-- Start of Data to use --
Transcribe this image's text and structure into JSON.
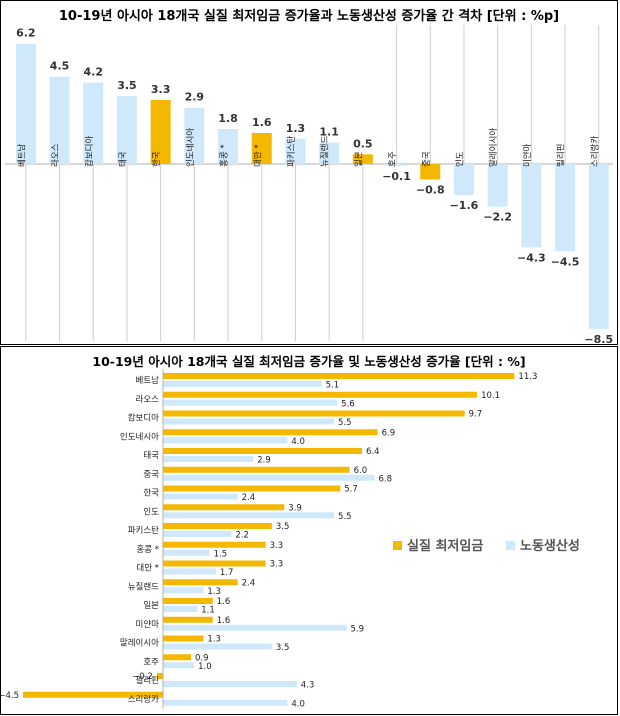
{
  "chart_data": [
    {
      "type": "bar",
      "title": "10-19년 아시아 18개국 실질 최저임금 증가율과 노동생산성 증가율 간 격차 [단위 : %p]",
      "categories": [
        "베트남",
        "라오스",
        "캄보디아",
        "태국",
        "한국",
        "인도네시아",
        "홍콩 *",
        "대만 *",
        "파키스탄",
        "뉴질랜드",
        "일본",
        "호주",
        "중국",
        "인도",
        "말레이시아",
        "미얀마",
        "필리핀",
        "스리랑카"
      ],
      "values": [
        6.2,
        4.5,
        4.2,
        3.5,
        3.3,
        2.9,
        1.8,
        1.6,
        1.3,
        1.1,
        0.5,
        -0.1,
        -0.8,
        -1.6,
        -2.2,
        -4.3,
        -4.5,
        -8.5
      ],
      "value_labels": [
        "6.2",
        "4.5",
        "4.2",
        "3.5",
        "3.3",
        "2.9",
        "1.8",
        "1.6",
        "1.3",
        "1.1",
        "0.5",
        "−0.1",
        "−0.8",
        "−1.6",
        "−2.2",
        "−4.3",
        "−4.5",
        "−8.5"
      ],
      "highlighted": [
        "한국",
        "대만 *",
        "일본",
        "중국"
      ],
      "colors": {
        "normal": "#cfe9fb",
        "highlight": "#f5b800"
      },
      "ylim": [
        -9,
        6.6
      ]
    },
    {
      "type": "bar",
      "orientation": "horizontal",
      "title": "10-19년 아시아 18개국 실질 최저임금 증가율 및 노동생산성 증가율 [단위 : %]",
      "categories": [
        "베트남",
        "라오스",
        "캄보디아",
        "인도네시아",
        "태국",
        "중국",
        "한국",
        "인도",
        "파키스탄",
        "홍콩 *",
        "대만 *",
        "뉴질랜드",
        "일본",
        "미얀마",
        "말레이시아",
        "호주",
        "필리핀",
        "스리랑카"
      ],
      "series": [
        {
          "name": "실질 최저임금",
          "color": "#f5b800",
          "values": [
            11.3,
            10.1,
            9.7,
            6.9,
            6.4,
            6.0,
            5.7,
            3.9,
            3.5,
            3.3,
            3.3,
            2.4,
            1.6,
            1.6,
            1.3,
            0.9,
            -0.2,
            -4.5
          ],
          "labels": [
            "11.3",
            "10.1",
            "9.7",
            "6.9",
            "6.4",
            "6.0",
            "5.7",
            "3.9",
            "3.5",
            "3.3",
            "3.3",
            "2.4",
            "1.6",
            "1.6",
            "1.3",
            "0.9",
            "−0.2",
            "−4.5"
          ]
        },
        {
          "name": "노동생산성",
          "color": "#cfe9fb",
          "values": [
            5.1,
            5.6,
            5.5,
            4.0,
            2.9,
            6.8,
            2.4,
            5.5,
            2.2,
            1.5,
            1.7,
            1.3,
            1.1,
            5.9,
            3.5,
            1.0,
            4.3,
            4.0
          ],
          "labels": [
            "5.1",
            "5.6",
            "5.5",
            "4.0",
            "2.9",
            "6.8",
            "2.4",
            "5.5",
            "2.2",
            "1.5",
            "1.7",
            "1.3",
            "1.1",
            "5.9",
            "3.5",
            "1.0",
            "4.3",
            "4.0"
          ]
        }
      ],
      "legend_position": "right",
      "xlim": [
        -4.5,
        11.3
      ]
    }
  ]
}
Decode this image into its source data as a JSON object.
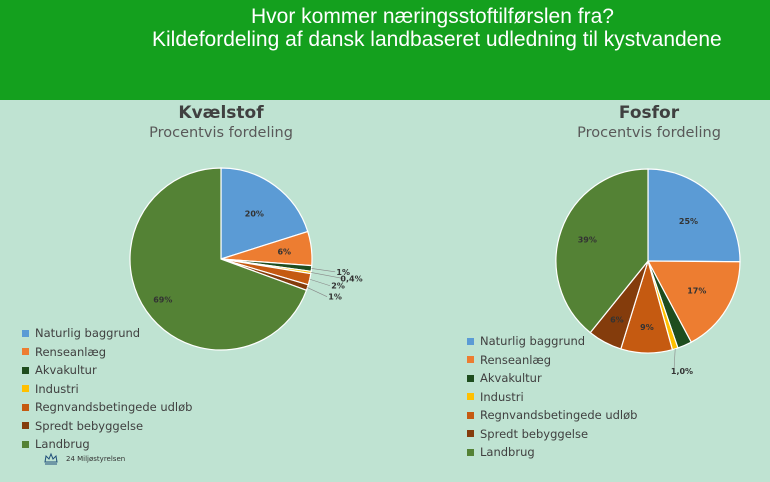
{
  "banner": {
    "line1": "Hvor kommer næringsstoftilførslen fra?",
    "line2": "Kildefordeling af dansk landbaseret udledning til kystvandene"
  },
  "colors": {
    "banner": "#14a01e",
    "background": "#bfe3d2"
  },
  "chart_data": [
    {
      "type": "pie",
      "title": "Kvælstof",
      "subtitle": "Procentvis fordeling",
      "categories": [
        "Naturlig baggrund",
        "Renseanlæg",
        "Akvakultur",
        "Industri",
        "Regnvandsbetingede udløb",
        "Spredt bebyggelse",
        "Landbrug"
      ],
      "values": [
        20,
        6,
        1,
        0.4,
        2,
        1,
        69
      ],
      "labels": [
        "20%",
        "6%",
        "1%",
        "0,4%",
        "2%",
        "1%",
        "69%"
      ],
      "colors": [
        "#5b9bd5",
        "#ed7d31",
        "#1e4d1e",
        "#ffc000",
        "#c55a11",
        "#843c0c",
        "#548235"
      ],
      "legend_position": "bottom-left"
    },
    {
      "type": "pie",
      "title": "Fosfor",
      "subtitle": "Procentvis fordeling",
      "categories": [
        "Naturlig baggrund",
        "Renseanlæg",
        "Akvakultur",
        "Industri",
        "Regnvandsbetingede udløb",
        "Spredt bebyggelse",
        "Landbrug"
      ],
      "values": [
        25,
        17,
        2.5,
        1,
        9,
        6,
        39
      ],
      "labels": [
        "25%",
        "17%",
        "",
        "1,0%",
        "9%",
        "6%",
        "39%"
      ],
      "colors": [
        "#5b9bd5",
        "#ed7d31",
        "#1e4d1e",
        "#ffc000",
        "#c55a11",
        "#843c0c",
        "#548235"
      ],
      "legend_position": "bottom-left"
    }
  ],
  "footer": {
    "text": "24 Miljøstyrelsen",
    "logo_icon": "crown-icon"
  }
}
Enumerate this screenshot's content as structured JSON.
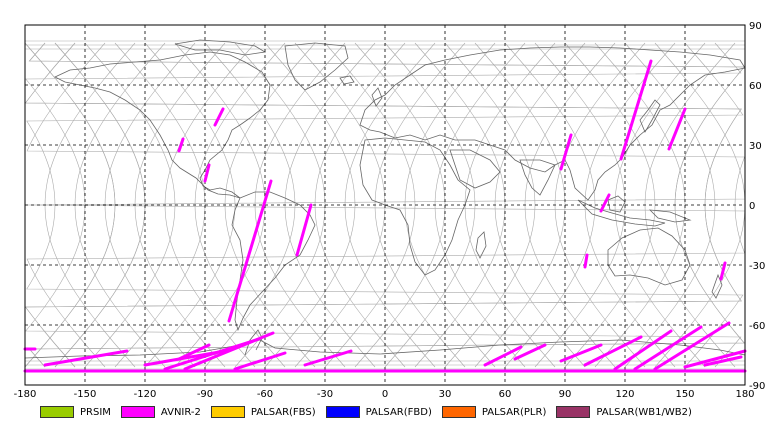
{
  "chart_data": {
    "type": "map",
    "projection": "equirectangular",
    "xlim": [
      -180,
      180
    ],
    "ylim": [
      -90,
      90
    ],
    "x_ticks": [
      "-180",
      "-150",
      "-120",
      "-90",
      "-60",
      "-30",
      "0",
      "30",
      "60",
      "90",
      "120",
      "150",
      "180"
    ],
    "y_ticks": [
      "90",
      "60",
      "30",
      "0",
      "-30",
      "-60",
      "-90"
    ],
    "grid": true,
    "legend_position": "bottom",
    "legend": [
      {
        "label": "PRSIM",
        "color": "#99cc00"
      },
      {
        "label": "AVNIR-2",
        "color": "#ff00ff"
      },
      {
        "label": "PALSAR(FBS)",
        "color": "#ffcc00"
      },
      {
        "label": "PALSAR(FBD)",
        "color": "#0000ff"
      },
      {
        "label": "PALSAR(PLR)",
        "color": "#ff6600"
      },
      {
        "label": "PALSAR(WB1/WB2)",
        "color": "#993366"
      }
    ],
    "observation_color": "#ff00ff",
    "track_color": "#aaaaaa",
    "coast_color": "#666666",
    "observation_segments": [
      {
        "lon1": -103,
        "lat1": 27,
        "lon2": -101,
        "lat2": 33
      },
      {
        "lon1": -90,
        "lat1": 12,
        "lon2": -88,
        "lat2": 20
      },
      {
        "lon1": -85,
        "lat1": 40,
        "lon2": -81,
        "lat2": 48
      },
      {
        "lon1": -78,
        "lat1": -58,
        "lon2": -57,
        "lat2": 12
      },
      {
        "lon1": -44,
        "lat1": -25,
        "lon2": -37,
        "lat2": 0
      },
      {
        "lon1": 88,
        "lat1": 18,
        "lon2": 93,
        "lat2": 35
      },
      {
        "lon1": 100,
        "lat1": -31,
        "lon2": 101,
        "lat2": -25
      },
      {
        "lon1": 108,
        "lat1": -3,
        "lon2": 112,
        "lat2": 5
      },
      {
        "lon1": 118,
        "lat1": 23,
        "lon2": 133,
        "lat2": 72
      },
      {
        "lon1": 142,
        "lat1": 28,
        "lon2": 150,
        "lat2": 48
      },
      {
        "lon1": 168,
        "lat1": -37,
        "lon2": 170,
        "lat2": -29
      },
      {
        "lon1": -180,
        "lat1": -72,
        "lon2": -175,
        "lat2": -72
      },
      {
        "lon1": -170,
        "lat1": -80,
        "lon2": -129,
        "lat2": -73
      },
      {
        "lon1": -103,
        "lat1": -77,
        "lon2": -88,
        "lat2": -70
      },
      {
        "lon1": -120,
        "lat1": -80,
        "lon2": -80,
        "lat2": -73
      },
      {
        "lon1": -110,
        "lat1": -82,
        "lon2": -63,
        "lat2": -67
      },
      {
        "lon1": -100,
        "lat1": -82,
        "lon2": -56,
        "lat2": -64
      },
      {
        "lon1": -75,
        "lat1": -82,
        "lon2": -50,
        "lat2": -74
      },
      {
        "lon1": -40,
        "lat1": -80,
        "lon2": -17,
        "lat2": -73
      },
      {
        "lon1": 50,
        "lat1": -80,
        "lon2": 68,
        "lat2": -71
      },
      {
        "lon1": 65,
        "lat1": -77,
        "lon2": 80,
        "lat2": -70
      },
      {
        "lon1": 88,
        "lat1": -78,
        "lon2": 108,
        "lat2": -70
      },
      {
        "lon1": 100,
        "lat1": -80,
        "lon2": 128,
        "lat2": -66
      },
      {
        "lon1": 115,
        "lat1": -82,
        "lon2": 143,
        "lat2": -63
      },
      {
        "lon1": 125,
        "lat1": -82,
        "lon2": 158,
        "lat2": -61
      },
      {
        "lon1": 135,
        "lat1": -82,
        "lon2": 172,
        "lat2": -59
      },
      {
        "lon1": 150,
        "lat1": -81,
        "lon2": 180,
        "lat2": -73
      },
      {
        "lon1": 160,
        "lat1": -80,
        "lon2": 178,
        "lat2": -76
      },
      {
        "lon1": -180,
        "lat1": -83,
        "lon2": 180,
        "lat2": -83
      }
    ]
  }
}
-- End of Data to use --
Instruction:
Search the entries for the word "PALSAR", then gather every line that has it.

Solution to the exercise:
        "label": "PALSAR(FBS)",
        "label": "PALSAR(FBD)",
        "label": "PALSAR(PLR)",
        "label": "PALSAR(WB1/WB2)",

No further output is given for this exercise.